* [Instructions for the task]:
Scan the entries below. List each line with "Temperature".

══════════

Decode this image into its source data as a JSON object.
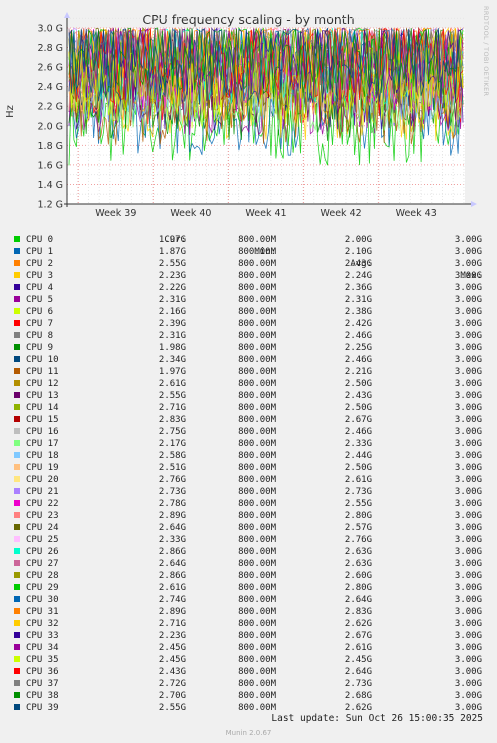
{
  "side_label": "RRDTOOL / TOBI OETIKER",
  "footer": "Munin 2.0.67",
  "last_update": "Last update: Sun Oct 26 15:00:35 2025",
  "legend_headers": {
    "cur": "Cur:",
    "min": "Min:",
    "avg": "Avg:",
    "max": "Max:"
  },
  "chart_data": {
    "type": "line",
    "title": "CPU frequency scaling - by month",
    "ylabel": "Hz",
    "ylim": [
      1200000000,
      3000000000
    ],
    "y_ticks": [
      "1.2 G",
      "1.4 G",
      "1.6 G",
      "1.8 G",
      "2.0 G",
      "2.2 G",
      "2.4 G",
      "2.6 G",
      "2.8 G",
      "3.0 G"
    ],
    "x_ticks": [
      "Week 39",
      "Week 40",
      "Week 41",
      "Week 42",
      "Week 43"
    ],
    "grid": true,
    "series": [
      {
        "name": "CPU 0",
        "color": "#00cc00",
        "cur": "1.97G",
        "min": "800.00M",
        "avg": "2.00G",
        "max": "3.00G"
      },
      {
        "name": "CPU 1",
        "color": "#0066b3",
        "cur": "1.87G",
        "min": "800.00M",
        "avg": "2.10G",
        "max": "3.00G"
      },
      {
        "name": "CPU 2",
        "color": "#ff8000",
        "cur": "2.55G",
        "min": "800.00M",
        "avg": "2.43G",
        "max": "3.00G"
      },
      {
        "name": "CPU 3",
        "color": "#ffcc00",
        "cur": "2.23G",
        "min": "800.00M",
        "avg": "2.24G",
        "max": "3.00G"
      },
      {
        "name": "CPU 4",
        "color": "#330099",
        "cur": "2.22G",
        "min": "800.00M",
        "avg": "2.36G",
        "max": "3.00G"
      },
      {
        "name": "CPU 5",
        "color": "#990099",
        "cur": "2.31G",
        "min": "800.00M",
        "avg": "2.31G",
        "max": "3.00G"
      },
      {
        "name": "CPU 6",
        "color": "#ccff00",
        "cur": "2.16G",
        "min": "800.00M",
        "avg": "2.38G",
        "max": "3.00G"
      },
      {
        "name": "CPU 7",
        "color": "#ff0000",
        "cur": "2.39G",
        "min": "800.00M",
        "avg": "2.42G",
        "max": "3.00G"
      },
      {
        "name": "CPU 8",
        "color": "#808080",
        "cur": "2.31G",
        "min": "800.00M",
        "avg": "2.46G",
        "max": "3.00G"
      },
      {
        "name": "CPU 9",
        "color": "#008f00",
        "cur": "1.98G",
        "min": "800.00M",
        "avg": "2.25G",
        "max": "3.00G"
      },
      {
        "name": "CPU 10",
        "color": "#00487d",
        "cur": "2.34G",
        "min": "800.00M",
        "avg": "2.46G",
        "max": "3.00G"
      },
      {
        "name": "CPU 11",
        "color": "#b35a00",
        "cur": "1.97G",
        "min": "800.00M",
        "avg": "2.21G",
        "max": "3.00G"
      },
      {
        "name": "CPU 12",
        "color": "#b38f00",
        "cur": "2.61G",
        "min": "800.00M",
        "avg": "2.50G",
        "max": "3.00G"
      },
      {
        "name": "CPU 13",
        "color": "#6b006b",
        "cur": "2.55G",
        "min": "800.00M",
        "avg": "2.43G",
        "max": "3.00G"
      },
      {
        "name": "CPU 14",
        "color": "#8fb300",
        "cur": "2.71G",
        "min": "800.00M",
        "avg": "2.50G",
        "max": "3.00G"
      },
      {
        "name": "CPU 15",
        "color": "#b30000",
        "cur": "2.83G",
        "min": "800.00M",
        "avg": "2.67G",
        "max": "3.00G"
      },
      {
        "name": "CPU 16",
        "color": "#bebebe",
        "cur": "2.75G",
        "min": "800.00M",
        "avg": "2.46G",
        "max": "3.00G"
      },
      {
        "name": "CPU 17",
        "color": "#80ff80",
        "cur": "2.17G",
        "min": "800.00M",
        "avg": "2.33G",
        "max": "3.00G"
      },
      {
        "name": "CPU 18",
        "color": "#80c9ff",
        "cur": "2.58G",
        "min": "800.00M",
        "avg": "2.44G",
        "max": "3.00G"
      },
      {
        "name": "CPU 19",
        "color": "#ffc080",
        "cur": "2.51G",
        "min": "800.00M",
        "avg": "2.50G",
        "max": "3.00G"
      },
      {
        "name": "CPU 20",
        "color": "#ffe680",
        "cur": "2.76G",
        "min": "800.00M",
        "avg": "2.61G",
        "max": "3.00G"
      },
      {
        "name": "CPU 21",
        "color": "#aa80ff",
        "cur": "2.73G",
        "min": "800.00M",
        "avg": "2.73G",
        "max": "3.00G"
      },
      {
        "name": "CPU 22",
        "color": "#ee00cc",
        "cur": "2.78G",
        "min": "800.00M",
        "avg": "2.55G",
        "max": "3.00G"
      },
      {
        "name": "CPU 23",
        "color": "#ff8080",
        "cur": "2.89G",
        "min": "800.00M",
        "avg": "2.80G",
        "max": "3.00G"
      },
      {
        "name": "CPU 24",
        "color": "#666600",
        "cur": "2.64G",
        "min": "800.00M",
        "avg": "2.57G",
        "max": "3.00G"
      },
      {
        "name": "CPU 25",
        "color": "#ffbfff",
        "cur": "2.33G",
        "min": "800.00M",
        "avg": "2.76G",
        "max": "3.00G"
      },
      {
        "name": "CPU 26",
        "color": "#00ffcc",
        "cur": "2.86G",
        "min": "800.00M",
        "avg": "2.63G",
        "max": "3.00G"
      },
      {
        "name": "CPU 27",
        "color": "#cc6699",
        "cur": "2.64G",
        "min": "800.00M",
        "avg": "2.63G",
        "max": "3.00G"
      },
      {
        "name": "CPU 28",
        "color": "#999900",
        "cur": "2.86G",
        "min": "800.00M",
        "avg": "2.60G",
        "max": "3.00G"
      },
      {
        "name": "CPU 29",
        "color": "#00cc00",
        "cur": "2.61G",
        "min": "800.00M",
        "avg": "2.80G",
        "max": "3.00G"
      },
      {
        "name": "CPU 30",
        "color": "#0066b3",
        "cur": "2.74G",
        "min": "800.00M",
        "avg": "2.64G",
        "max": "3.00G"
      },
      {
        "name": "CPU 31",
        "color": "#ff8000",
        "cur": "2.89G",
        "min": "800.00M",
        "avg": "2.83G",
        "max": "3.00G"
      },
      {
        "name": "CPU 32",
        "color": "#ffcc00",
        "cur": "2.71G",
        "min": "800.00M",
        "avg": "2.62G",
        "max": "3.00G"
      },
      {
        "name": "CPU 33",
        "color": "#330099",
        "cur": "2.23G",
        "min": "800.00M",
        "avg": "2.67G",
        "max": "3.00G"
      },
      {
        "name": "CPU 34",
        "color": "#990099",
        "cur": "2.45G",
        "min": "800.00M",
        "avg": "2.61G",
        "max": "3.00G"
      },
      {
        "name": "CPU 35",
        "color": "#ccff00",
        "cur": "2.45G",
        "min": "800.00M",
        "avg": "2.45G",
        "max": "3.00G"
      },
      {
        "name": "CPU 36",
        "color": "#ff0000",
        "cur": "2.43G",
        "min": "800.00M",
        "avg": "2.64G",
        "max": "3.00G"
      },
      {
        "name": "CPU 37",
        "color": "#808080",
        "cur": "2.72G",
        "min": "800.00M",
        "avg": "2.73G",
        "max": "3.00G"
      },
      {
        "name": "CPU 38",
        "color": "#008f00",
        "cur": "2.70G",
        "min": "800.00M",
        "avg": "2.68G",
        "max": "3.00G"
      },
      {
        "name": "CPU 39",
        "color": "#00487d",
        "cur": "2.55G",
        "min": "800.00M",
        "avg": "2.62G",
        "max": "3.00G"
      }
    ]
  }
}
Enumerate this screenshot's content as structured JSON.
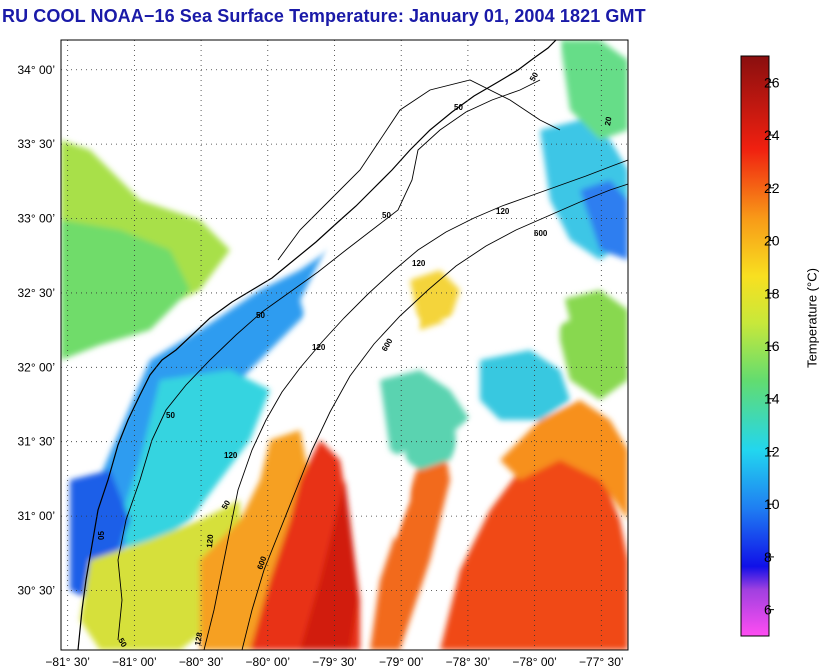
{
  "title": "RU COOL  NOAA−16  Sea Surface Temperature:  January 01, 2004 1821 GMT",
  "map": {
    "lat_labels": [
      {
        "text": "34° 00’",
        "lat": 34.0
      },
      {
        "text": "33° 30’",
        "lat": 33.5
      },
      {
        "text": "33° 00’",
        "lat": 33.0
      },
      {
        "text": "32° 30’",
        "lat": 32.5
      },
      {
        "text": "32° 00’",
        "lat": 32.0
      },
      {
        "text": "31° 30’",
        "lat": 31.5
      },
      {
        "text": "31° 00’",
        "lat": 31.0
      },
      {
        "text": "30° 30’",
        "lat": 30.5
      }
    ],
    "lon_labels": [
      {
        "text": "−81° 30’",
        "lon": -81.5
      },
      {
        "text": "−81° 00’",
        "lon": -81.0
      },
      {
        "text": "−80° 30’",
        "lon": -80.5
      },
      {
        "text": "−80° 00’",
        "lon": -80.0
      },
      {
        "text": "−79° 30’",
        "lon": -79.5
      },
      {
        "text": "−79° 00’",
        "lon": -79.0
      },
      {
        "text": "−78° 30’",
        "lon": -78.5
      },
      {
        "text": "−78° 00’",
        "lon": -78.0
      },
      {
        "text": "−77° 30’",
        "lon": -77.5
      }
    ],
    "lon_range": [
      -81.55,
      -77.3
    ],
    "lat_range": [
      30.1,
      34.2
    ],
    "grid": true,
    "isobath_labels": [
      "50",
      "50",
      "50",
      "50",
      "120",
      "120",
      "120",
      "120",
      "600",
      "600",
      "600",
      "20",
      "05",
      "50",
      "50",
      "128",
      "50",
      "120"
    ]
  },
  "colorbar": {
    "label": "Temperature (°C)",
    "ticks": [
      "6",
      "8",
      "10",
      "12",
      "14",
      "16",
      "18",
      "20",
      "22",
      "24",
      "26"
    ],
    "range": [
      5,
      27
    ]
  }
}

══════════

* [Expected answer]:
  "title": "RU COOL  NOAA−16  Sea Surface Temperature:  January 01, 2004 1821 GMT",
    "label": "Temperature (°C)",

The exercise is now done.